● **EXERCISE**
Copy each line of the material below that includes the string "accent".

● **RECORDED DATA**
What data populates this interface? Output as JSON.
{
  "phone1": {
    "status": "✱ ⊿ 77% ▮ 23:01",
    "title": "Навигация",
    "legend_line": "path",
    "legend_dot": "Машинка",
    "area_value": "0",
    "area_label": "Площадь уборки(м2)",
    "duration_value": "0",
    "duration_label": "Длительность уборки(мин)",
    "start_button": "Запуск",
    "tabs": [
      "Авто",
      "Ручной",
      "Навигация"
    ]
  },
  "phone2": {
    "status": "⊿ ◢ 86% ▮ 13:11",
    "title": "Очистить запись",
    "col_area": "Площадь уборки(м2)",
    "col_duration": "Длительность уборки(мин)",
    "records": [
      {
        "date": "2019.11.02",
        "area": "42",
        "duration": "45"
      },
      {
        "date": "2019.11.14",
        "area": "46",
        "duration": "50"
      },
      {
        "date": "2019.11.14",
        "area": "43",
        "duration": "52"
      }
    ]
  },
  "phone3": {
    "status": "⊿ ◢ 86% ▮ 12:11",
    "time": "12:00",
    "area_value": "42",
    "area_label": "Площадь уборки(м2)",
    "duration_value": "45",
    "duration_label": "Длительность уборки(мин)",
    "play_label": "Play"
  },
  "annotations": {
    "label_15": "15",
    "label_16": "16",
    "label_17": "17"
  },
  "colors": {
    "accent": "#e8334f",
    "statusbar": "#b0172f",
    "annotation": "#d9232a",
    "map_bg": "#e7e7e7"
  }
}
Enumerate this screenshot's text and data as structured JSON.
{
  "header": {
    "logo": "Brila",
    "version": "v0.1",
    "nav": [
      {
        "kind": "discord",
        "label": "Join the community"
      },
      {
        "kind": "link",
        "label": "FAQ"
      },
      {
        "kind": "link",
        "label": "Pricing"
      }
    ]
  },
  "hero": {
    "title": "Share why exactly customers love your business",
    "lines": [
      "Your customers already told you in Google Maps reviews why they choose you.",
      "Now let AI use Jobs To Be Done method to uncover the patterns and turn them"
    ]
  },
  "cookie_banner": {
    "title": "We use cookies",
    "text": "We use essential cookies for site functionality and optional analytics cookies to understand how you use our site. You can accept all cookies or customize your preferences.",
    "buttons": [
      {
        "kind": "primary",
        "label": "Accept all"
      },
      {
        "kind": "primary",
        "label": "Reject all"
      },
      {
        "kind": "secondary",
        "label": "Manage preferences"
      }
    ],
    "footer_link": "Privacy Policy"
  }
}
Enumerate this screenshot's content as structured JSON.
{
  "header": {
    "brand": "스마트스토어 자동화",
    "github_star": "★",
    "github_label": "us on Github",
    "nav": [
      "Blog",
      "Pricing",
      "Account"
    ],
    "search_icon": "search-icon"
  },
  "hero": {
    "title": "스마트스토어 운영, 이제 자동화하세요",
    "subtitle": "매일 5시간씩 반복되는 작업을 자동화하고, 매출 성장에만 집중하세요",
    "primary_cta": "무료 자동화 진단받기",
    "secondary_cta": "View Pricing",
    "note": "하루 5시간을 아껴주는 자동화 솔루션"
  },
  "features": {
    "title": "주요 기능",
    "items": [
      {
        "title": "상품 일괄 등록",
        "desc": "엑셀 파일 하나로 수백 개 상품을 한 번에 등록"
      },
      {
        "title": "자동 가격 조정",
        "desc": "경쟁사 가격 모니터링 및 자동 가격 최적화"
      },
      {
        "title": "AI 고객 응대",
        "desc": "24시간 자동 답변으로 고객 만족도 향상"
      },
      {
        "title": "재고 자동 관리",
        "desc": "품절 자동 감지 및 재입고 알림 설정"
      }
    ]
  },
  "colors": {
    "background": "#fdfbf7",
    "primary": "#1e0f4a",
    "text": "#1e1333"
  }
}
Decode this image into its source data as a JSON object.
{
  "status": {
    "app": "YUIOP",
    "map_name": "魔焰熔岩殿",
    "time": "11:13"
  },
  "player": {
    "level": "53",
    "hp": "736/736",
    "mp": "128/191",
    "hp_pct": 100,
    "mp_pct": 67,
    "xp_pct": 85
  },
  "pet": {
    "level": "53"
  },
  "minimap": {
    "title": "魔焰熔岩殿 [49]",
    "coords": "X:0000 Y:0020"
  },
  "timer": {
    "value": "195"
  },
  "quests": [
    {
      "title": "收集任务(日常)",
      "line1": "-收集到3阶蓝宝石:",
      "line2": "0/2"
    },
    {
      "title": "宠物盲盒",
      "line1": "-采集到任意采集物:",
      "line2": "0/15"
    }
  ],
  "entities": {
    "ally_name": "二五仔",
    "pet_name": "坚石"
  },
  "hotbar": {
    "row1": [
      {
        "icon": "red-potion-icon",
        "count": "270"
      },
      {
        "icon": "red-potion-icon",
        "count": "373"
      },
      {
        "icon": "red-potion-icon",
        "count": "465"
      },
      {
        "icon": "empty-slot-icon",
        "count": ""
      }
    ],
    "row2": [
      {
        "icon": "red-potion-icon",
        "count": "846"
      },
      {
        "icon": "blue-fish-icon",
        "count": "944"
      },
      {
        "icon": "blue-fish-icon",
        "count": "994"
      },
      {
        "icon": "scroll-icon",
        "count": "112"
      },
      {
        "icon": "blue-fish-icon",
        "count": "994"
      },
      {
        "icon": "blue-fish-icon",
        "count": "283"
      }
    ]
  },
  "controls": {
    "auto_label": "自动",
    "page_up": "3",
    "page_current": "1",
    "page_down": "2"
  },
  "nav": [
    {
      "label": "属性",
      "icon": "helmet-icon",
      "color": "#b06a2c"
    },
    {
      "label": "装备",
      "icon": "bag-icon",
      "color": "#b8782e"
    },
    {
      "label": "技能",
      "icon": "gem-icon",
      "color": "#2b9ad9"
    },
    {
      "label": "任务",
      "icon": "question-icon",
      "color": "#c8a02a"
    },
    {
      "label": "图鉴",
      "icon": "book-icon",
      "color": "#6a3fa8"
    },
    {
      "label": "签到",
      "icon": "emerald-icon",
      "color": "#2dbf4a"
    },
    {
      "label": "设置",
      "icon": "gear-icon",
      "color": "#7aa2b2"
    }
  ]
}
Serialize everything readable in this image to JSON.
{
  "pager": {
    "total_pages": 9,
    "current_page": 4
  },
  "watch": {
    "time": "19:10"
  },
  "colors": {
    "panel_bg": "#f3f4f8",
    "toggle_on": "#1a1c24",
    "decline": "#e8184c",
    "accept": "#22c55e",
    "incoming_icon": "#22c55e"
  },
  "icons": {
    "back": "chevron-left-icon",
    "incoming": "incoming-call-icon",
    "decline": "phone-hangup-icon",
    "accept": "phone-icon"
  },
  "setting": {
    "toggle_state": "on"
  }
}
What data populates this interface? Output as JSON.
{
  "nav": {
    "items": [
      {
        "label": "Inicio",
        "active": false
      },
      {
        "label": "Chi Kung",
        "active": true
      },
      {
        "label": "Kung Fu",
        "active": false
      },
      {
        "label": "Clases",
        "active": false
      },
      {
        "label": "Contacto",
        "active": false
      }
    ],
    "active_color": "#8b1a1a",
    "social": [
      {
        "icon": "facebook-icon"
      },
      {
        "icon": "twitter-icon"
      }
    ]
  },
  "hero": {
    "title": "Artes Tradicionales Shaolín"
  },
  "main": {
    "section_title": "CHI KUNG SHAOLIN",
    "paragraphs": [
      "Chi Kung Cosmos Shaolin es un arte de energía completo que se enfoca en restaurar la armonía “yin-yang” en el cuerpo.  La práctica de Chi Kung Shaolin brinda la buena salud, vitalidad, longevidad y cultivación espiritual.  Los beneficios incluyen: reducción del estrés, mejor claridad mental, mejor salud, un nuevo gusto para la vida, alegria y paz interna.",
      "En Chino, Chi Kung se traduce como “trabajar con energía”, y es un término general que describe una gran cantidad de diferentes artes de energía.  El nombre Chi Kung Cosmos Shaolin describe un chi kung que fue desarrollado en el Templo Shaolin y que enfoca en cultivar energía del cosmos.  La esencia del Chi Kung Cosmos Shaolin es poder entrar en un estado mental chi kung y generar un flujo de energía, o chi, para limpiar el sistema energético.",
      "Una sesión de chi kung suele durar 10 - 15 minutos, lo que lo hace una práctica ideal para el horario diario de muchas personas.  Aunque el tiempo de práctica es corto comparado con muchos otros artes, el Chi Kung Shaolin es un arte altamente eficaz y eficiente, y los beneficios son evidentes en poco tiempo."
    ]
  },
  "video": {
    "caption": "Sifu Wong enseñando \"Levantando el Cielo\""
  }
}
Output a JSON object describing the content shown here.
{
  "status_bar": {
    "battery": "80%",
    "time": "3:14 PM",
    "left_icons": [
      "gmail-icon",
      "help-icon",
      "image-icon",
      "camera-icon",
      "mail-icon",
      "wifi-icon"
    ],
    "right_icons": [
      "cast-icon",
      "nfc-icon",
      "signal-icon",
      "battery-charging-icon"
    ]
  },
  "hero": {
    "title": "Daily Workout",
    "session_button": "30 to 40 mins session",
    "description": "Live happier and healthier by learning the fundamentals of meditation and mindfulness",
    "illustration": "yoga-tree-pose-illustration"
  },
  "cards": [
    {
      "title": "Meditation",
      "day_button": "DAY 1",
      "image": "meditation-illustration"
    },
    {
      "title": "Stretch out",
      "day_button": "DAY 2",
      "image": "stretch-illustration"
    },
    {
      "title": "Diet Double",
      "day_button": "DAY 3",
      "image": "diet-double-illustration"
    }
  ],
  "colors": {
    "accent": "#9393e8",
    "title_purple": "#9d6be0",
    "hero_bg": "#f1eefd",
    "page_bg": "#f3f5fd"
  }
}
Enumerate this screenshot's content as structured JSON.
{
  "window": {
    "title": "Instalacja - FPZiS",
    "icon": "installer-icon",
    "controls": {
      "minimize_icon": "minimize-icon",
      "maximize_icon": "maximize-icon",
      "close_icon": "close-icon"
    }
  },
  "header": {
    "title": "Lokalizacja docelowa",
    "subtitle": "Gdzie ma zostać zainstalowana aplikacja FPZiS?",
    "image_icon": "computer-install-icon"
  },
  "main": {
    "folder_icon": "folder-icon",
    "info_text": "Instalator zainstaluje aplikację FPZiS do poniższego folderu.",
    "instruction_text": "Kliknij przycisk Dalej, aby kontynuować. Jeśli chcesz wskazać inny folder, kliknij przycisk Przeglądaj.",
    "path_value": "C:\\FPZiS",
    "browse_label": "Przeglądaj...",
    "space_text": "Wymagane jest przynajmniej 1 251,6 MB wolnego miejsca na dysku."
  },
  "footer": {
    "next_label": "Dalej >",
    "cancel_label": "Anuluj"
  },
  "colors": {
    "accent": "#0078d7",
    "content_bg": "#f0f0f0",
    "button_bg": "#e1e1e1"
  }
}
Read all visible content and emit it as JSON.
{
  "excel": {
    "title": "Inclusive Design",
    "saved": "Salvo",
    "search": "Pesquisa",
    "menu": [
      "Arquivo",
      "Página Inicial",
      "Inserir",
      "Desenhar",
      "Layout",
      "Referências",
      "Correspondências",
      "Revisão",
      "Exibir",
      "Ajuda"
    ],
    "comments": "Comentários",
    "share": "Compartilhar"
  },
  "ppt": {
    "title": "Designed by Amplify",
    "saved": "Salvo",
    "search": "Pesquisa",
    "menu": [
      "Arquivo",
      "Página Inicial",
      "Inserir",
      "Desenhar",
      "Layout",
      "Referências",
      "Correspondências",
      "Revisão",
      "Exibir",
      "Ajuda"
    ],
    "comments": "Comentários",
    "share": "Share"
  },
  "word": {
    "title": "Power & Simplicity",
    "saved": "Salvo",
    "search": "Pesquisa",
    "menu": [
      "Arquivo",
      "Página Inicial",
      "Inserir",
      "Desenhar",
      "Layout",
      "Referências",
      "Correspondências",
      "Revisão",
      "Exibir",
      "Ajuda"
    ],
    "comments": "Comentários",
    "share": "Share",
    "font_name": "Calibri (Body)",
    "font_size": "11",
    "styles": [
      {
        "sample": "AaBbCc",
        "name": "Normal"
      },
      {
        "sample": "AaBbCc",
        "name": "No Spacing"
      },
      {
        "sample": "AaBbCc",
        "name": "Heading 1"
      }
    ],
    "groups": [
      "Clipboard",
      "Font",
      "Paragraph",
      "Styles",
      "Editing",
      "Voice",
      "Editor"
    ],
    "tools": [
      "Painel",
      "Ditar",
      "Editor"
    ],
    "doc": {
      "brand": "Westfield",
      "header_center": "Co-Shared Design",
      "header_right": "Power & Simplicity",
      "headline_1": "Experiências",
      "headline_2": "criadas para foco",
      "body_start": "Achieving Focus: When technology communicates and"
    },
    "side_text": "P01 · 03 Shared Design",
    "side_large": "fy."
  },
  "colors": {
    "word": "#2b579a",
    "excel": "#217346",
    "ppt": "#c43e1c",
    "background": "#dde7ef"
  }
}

● **EXPECTED OUTPUT**
    "accent": "#e8334f",
    "accent": "#9393e8",
    "accent": "#0078d7",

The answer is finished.